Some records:
..........
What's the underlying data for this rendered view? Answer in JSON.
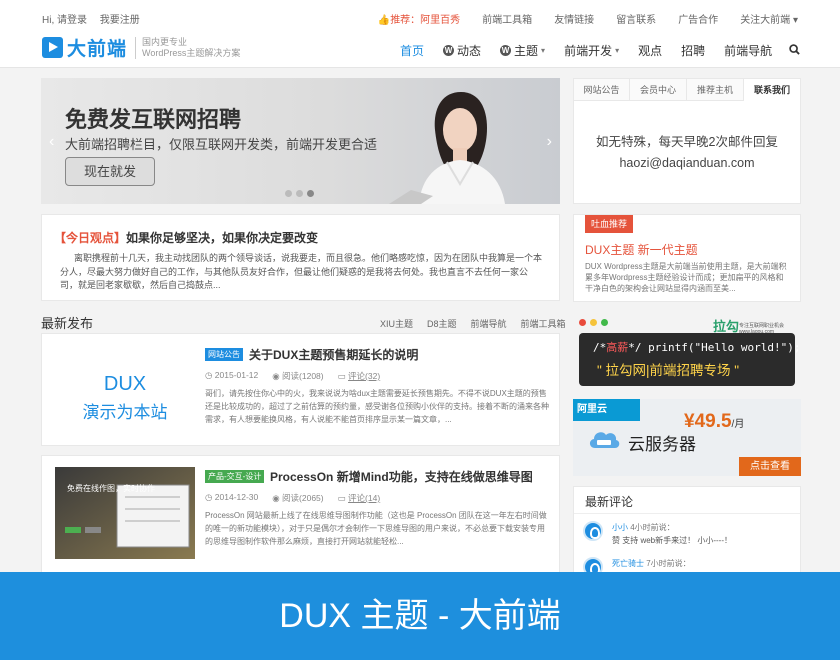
{
  "topbar": {
    "left": [
      "Hi, 请登录",
      "我要注册"
    ],
    "recommend": "推荐：阿里百秀",
    "links": [
      "前端工具箱",
      "友情链接",
      "留言联系",
      "广告合作",
      "关注大前端 ▾"
    ]
  },
  "header": {
    "logo": "大前端",
    "logo_sub1": "国内更专业",
    "logo_sub2": "WordPress主题解决方案",
    "nav": [
      {
        "label": "首页",
        "active": true,
        "wp": false,
        "caret": false
      },
      {
        "label": "动态",
        "active": false,
        "wp": true,
        "caret": false
      },
      {
        "label": "主题",
        "active": false,
        "wp": true,
        "caret": true
      },
      {
        "label": "前端开发",
        "active": false,
        "wp": false,
        "caret": true
      },
      {
        "label": "观点",
        "active": false,
        "wp": false,
        "caret": false
      },
      {
        "label": "招聘",
        "active": false,
        "wp": false,
        "caret": false
      },
      {
        "label": "前端导航",
        "active": false,
        "wp": false,
        "caret": false
      }
    ]
  },
  "slider": {
    "title": "免费发互联网招聘",
    "subtitle": "大前端招聘栏目，仅限互联网开发类，前端开发更合适",
    "button": "现在就发",
    "prev": "‹",
    "next": "›"
  },
  "today": {
    "tag": "【今日观点】",
    "title": "如果你足够坚决，如果你决定要改变",
    "text": "离职携程前十几天，我主动找团队的两个领导谈话，说我要走，而且很急。他们略感吃惊，因为在团队中我算是一个本分人，尽最大努力做好自己的工作，与其他队员友好合作，但最让他们疑惑的是我将去何处。我也直言不去任何一家公司，就是回老家歇歇，然后自己捣鼓点..."
  },
  "latest": {
    "heading": "最新发布",
    "links": [
      "XIU主题",
      "D8主题",
      "前端导航",
      "前端工具箱"
    ]
  },
  "posts": [
    {
      "thumb_line1": "DUX",
      "thumb_line2": "演示为本站",
      "cat": "网站公告",
      "title": "关于DUX主题预售期延长的说明",
      "date": "2015-01-12",
      "views": "阅读(1208)",
      "comments": "评论(32)",
      "excerpt": "哥们，请先按住你心中的火，我来说说为啥dux主题需要延长预售期先。不得不说DUX主题的预售还是比较成功的，超过了之前估算的预约量，感受谢各位预购小伙伴的支持。接着不断的涌来各种需求，有人想要能换风格，有人说能不能首页排序显示某一篇文章，..."
    },
    {
      "thumb_caption": "免费在线作图，实时协作",
      "cat": "产品-交互-设计",
      "title": "ProcessOn 新增Mind功能，支持在线做思维导图",
      "date": "2014-12-30",
      "views": "阅读(2065)",
      "comments": "评论(14)",
      "excerpt": "ProcessOn 网站最新上线了在线思维导图制作功能（这也是 ProcessOn 团队在这一年左右时间做的唯一的新功能模块），对于只是偶尔才会制作一下思维导图的用户来说，不必总要下载安装专用的思维导图制作软件那么麻烦，直接打开网站就能轻松..."
    }
  ],
  "sidebar": {
    "tabs": [
      "网站公告",
      "会员中心",
      "推荐主机",
      "联系我们"
    ],
    "active_tab": 3,
    "contact_line1": "如无特殊，每天早晚2次邮件回复",
    "contact_line2": "haozi@daqianduan.com",
    "hot_badge": "吐血推荐",
    "hot_title": "DUX主题 新一代主题",
    "hot_desc": "DUX Wordpress主题是大前端当前使用主题，是大前端积累多年Wordpress主题经验设计而成；更加扁平的风格和干净白色的架构会让网站显得内涵而至美...",
    "lagou_code_prefix": "/*",
    "lagou_code_hi": "高薪",
    "lagou_code_rest": "*/ printf(\"Hello world!\");",
    "lagou_slogan": "\" 拉勾网|前端招聘专场 \"",
    "lagou_brand": "拉勾",
    "lagou_brand_sub": "专注互联网职业机会 www.lagou.com",
    "aliyun_logo": "阿里云",
    "aliyun_price": "¥49.5",
    "aliyun_unit": "/月",
    "aliyun_service": "云服务器",
    "aliyun_button": "点击查看",
    "comments_heading": "最新评论",
    "comments": [
      {
        "name": "小小",
        "time": "4小时前说：",
        "text": "赞 支持 web新手来过！ 小小----！"
      },
      {
        "name": "死亡骑士",
        "time": "7小时前说：",
        "text": ""
      }
    ]
  },
  "banner": "DUX 主题 - 大前端",
  "colors": {
    "accent": "#1d8de0",
    "red": "#e5533b",
    "orange": "#e2681b",
    "banner": "#1e8fdd"
  }
}
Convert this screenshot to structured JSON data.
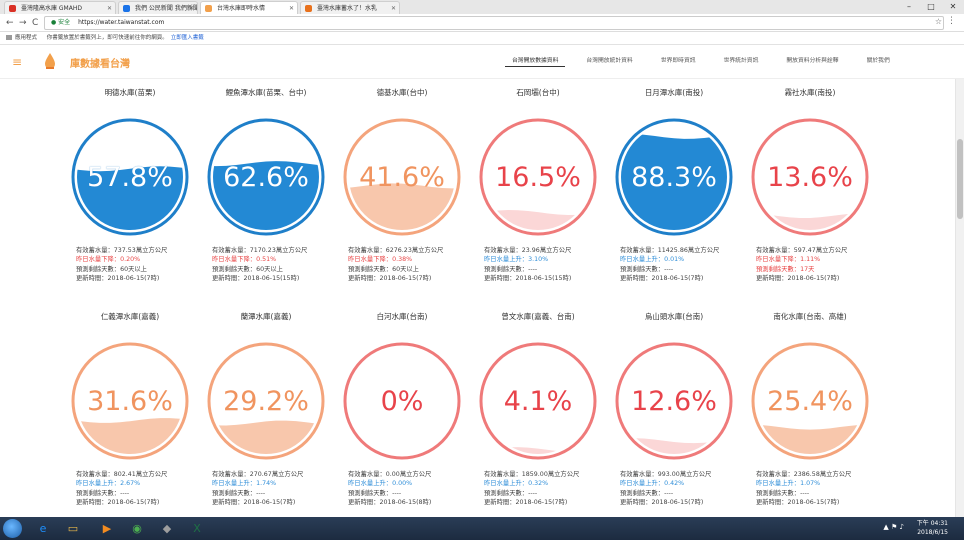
{
  "browser": {
    "tabs": [
      {
        "label": "臺灣隆高水庫 GMAHD",
        "color": "#d93025"
      },
      {
        "label": "我們 公民新聞 我們新聞",
        "color": "#1a73e8"
      },
      {
        "label": "台灣水庫即時水情",
        "color": "#f2a04b",
        "active": true
      },
      {
        "label": "臺灣水庫蓄水了！水乳",
        "color": "#e8711c"
      }
    ],
    "nav_back": "←",
    "nav_forward": "→",
    "nav_reload": "C",
    "secure_label": "● 安全",
    "url": "https://water.taiwanstat.com",
    "bookmarks_label": "應用程式",
    "bookmarks_text": "你書籤放置於書籤列上，即可快速前往你的網頁。",
    "bookmarks_link": "立即匯入書籤"
  },
  "site": {
    "title": "庫數據看台灣",
    "nav": [
      {
        "label": "台灣開放數據資料",
        "active": true
      },
      {
        "label": "台灣開放統計資料"
      },
      {
        "label": "世界即時資訊"
      },
      {
        "label": "世界統計資訊"
      },
      {
        "label": "開放資料分析與詮釋"
      },
      {
        "label": "關於我們"
      }
    ]
  },
  "labels": {
    "storage_prefix": "有效蓄水量：",
    "storage_unit": "萬立方公尺",
    "days_prefix": "預測剩餘天數：",
    "update_prefix": "更新時間："
  },
  "reservoirs": [
    {
      "name": "明德水庫(苗栗)",
      "percent": 57.8,
      "percent_text": "57.8%",
      "storage": "737.53",
      "change_text": "昨日水量下降：0.20%",
      "change_dir": "down",
      "days": "60天以上",
      "updated": "2018-06-15(7時)"
    },
    {
      "name": "鯉魚潭水庫(苗栗、台中)",
      "percent": 62.6,
      "percent_text": "62.6%",
      "storage": "7170.23",
      "change_text": "昨日水量下降：0.51%",
      "change_dir": "down",
      "days": "60天以上",
      "updated": "2018-06-15(15時)"
    },
    {
      "name": "德基水庫(台中)",
      "percent": 41.6,
      "percent_text": "41.6%",
      "storage": "6276.23",
      "change_text": "昨日水量下降：0.38%",
      "change_dir": "down",
      "days": "60天以上",
      "updated": "2018-06-15(7時)"
    },
    {
      "name": "石岡壩(台中)",
      "percent": 16.5,
      "percent_text": "16.5%",
      "storage": "23.96",
      "change_text": "昨日水量上升：3.10%",
      "change_dir": "up",
      "days": "----",
      "updated": "2018-06-15(15時)"
    },
    {
      "name": "日月潭水庫(南投)",
      "percent": 88.3,
      "percent_text": "88.3%",
      "storage": "11425.86",
      "change_text": "昨日水量上升：0.01%",
      "change_dir": "up",
      "days": "----",
      "updated": "2018-06-15(7時)"
    },
    {
      "name": "霧社水庫(南投)",
      "percent": 13.6,
      "percent_text": "13.6%",
      "storage": "597.47",
      "change_text": "昨日水量下降：1.11%",
      "change_dir": "down",
      "days": "17天",
      "days_warn": true,
      "updated": "2018-06-15(7時)"
    },
    {
      "name": "仁義潭水庫(嘉義)",
      "percent": 31.6,
      "percent_text": "31.6%",
      "storage": "802.41",
      "change_text": "昨日水量上升：2.67%",
      "change_dir": "up",
      "days": "----",
      "updated": "2018-06-15(7時)"
    },
    {
      "name": "蘭潭水庫(嘉義)",
      "percent": 29.2,
      "percent_text": "29.2%",
      "storage": "270.67",
      "change_text": "昨日水量上升：1.74%",
      "change_dir": "up",
      "days": "----",
      "updated": "2018-06-15(7時)"
    },
    {
      "name": "白河水庫(台南)",
      "percent": 0,
      "percent_text": "0%",
      "storage": "0.00",
      "change_text": "昨日水量上升：0.00%",
      "change_dir": "up",
      "days": "----",
      "updated": "2018-06-15(8時)"
    },
    {
      "name": "曾文水庫(嘉義、台南)",
      "percent": 4.1,
      "percent_text": "4.1%",
      "storage": "1859.00",
      "change_text": "昨日水量上升：0.32%",
      "change_dir": "up",
      "days": "----",
      "updated": "2018-06-15(7時)"
    },
    {
      "name": "烏山頭水庫(台南)",
      "percent": 12.6,
      "percent_text": "12.6%",
      "storage": "993.00",
      "change_text": "昨日水量上升：0.42%",
      "change_dir": "up",
      "days": "----",
      "updated": "2018-06-15(7時)"
    },
    {
      "name": "南化水庫(台南、高雄)",
      "percent": 25.4,
      "percent_text": "25.4%",
      "storage": "2386.58",
      "change_text": "昨日水量上升：1.07%",
      "change_dir": "up",
      "days": "----",
      "updated": "2018-06-15(7時)"
    }
  ],
  "colors": {
    "high_ring": "#1f7fc9",
    "high_fill": "#2389d4",
    "mid_ring": "#f4a47c",
    "mid_fill": "#f8c7ac",
    "mid_text": "#f0945f",
    "low_ring": "#ef7a7a",
    "low_fill": "#fbd7d7",
    "low_text": "#e8434a"
  },
  "taskbar": {
    "time": "下午 04:31",
    "date": "2018/6/15",
    "apps": [
      {
        "icon": "ie-icon",
        "glyph": "e",
        "color": "#1e90ff"
      },
      {
        "icon": "folder-icon",
        "glyph": "▭",
        "color": "#e8b84a"
      },
      {
        "icon": "media-icon",
        "glyph": "▶",
        "color": "#f28b20"
      },
      {
        "icon": "chrome-icon",
        "glyph": "◉",
        "color": "#4caf50"
      },
      {
        "icon": "app-icon",
        "glyph": "◆",
        "color": "#9e9e9e"
      },
      {
        "icon": "excel-icon",
        "glyph": "X",
        "color": "#1e7145"
      }
    ]
  }
}
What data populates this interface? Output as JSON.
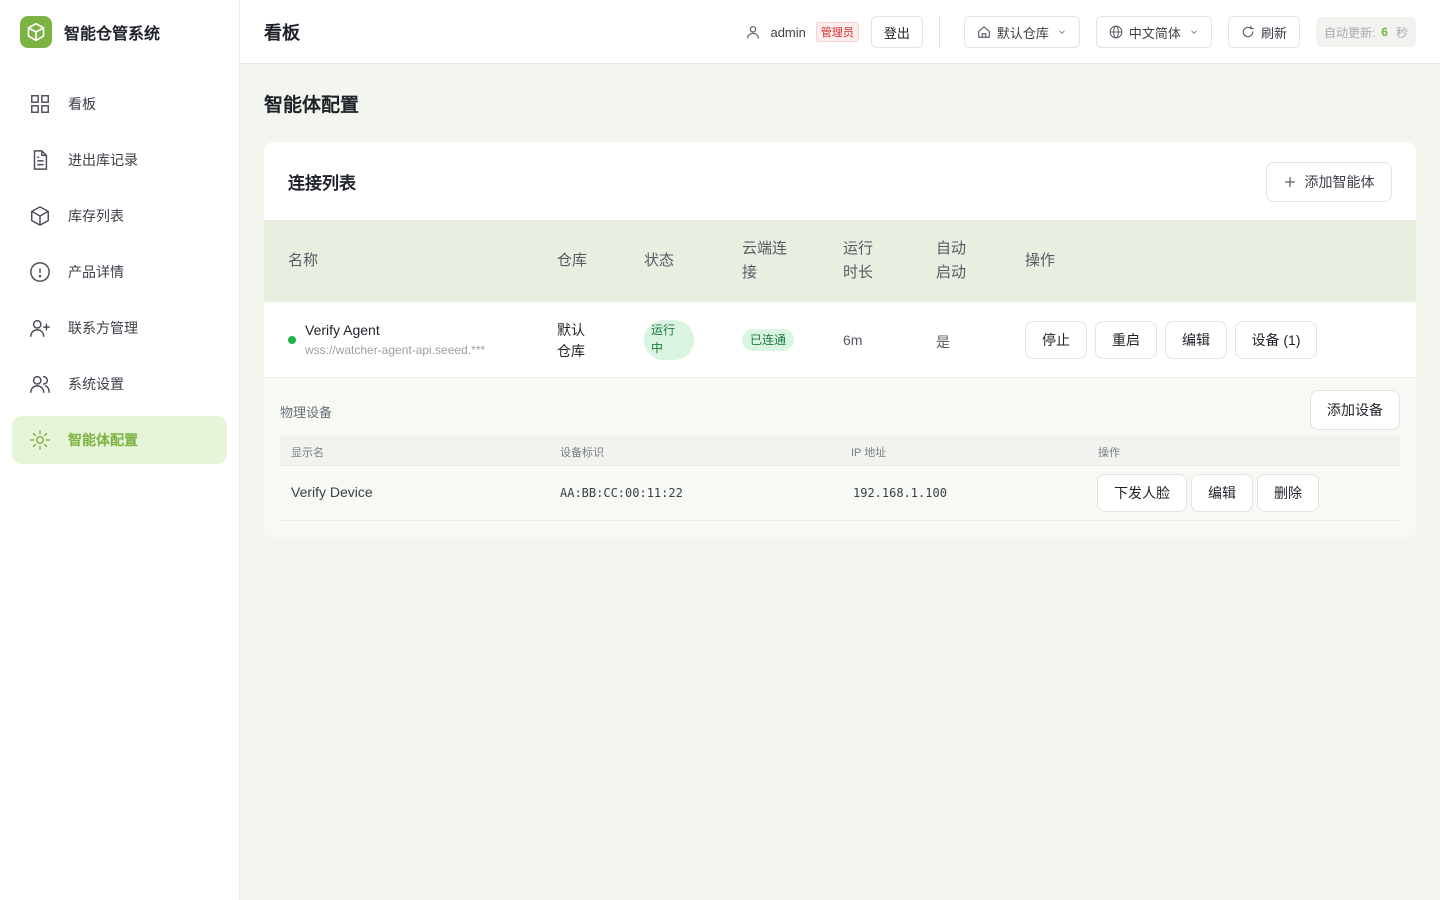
..........
Scan the material above. Return every line containing the string "What".

- Solution
What's the underlying data for this rendered view? Answer in JSON.
What data populates this interface? Output as JSON.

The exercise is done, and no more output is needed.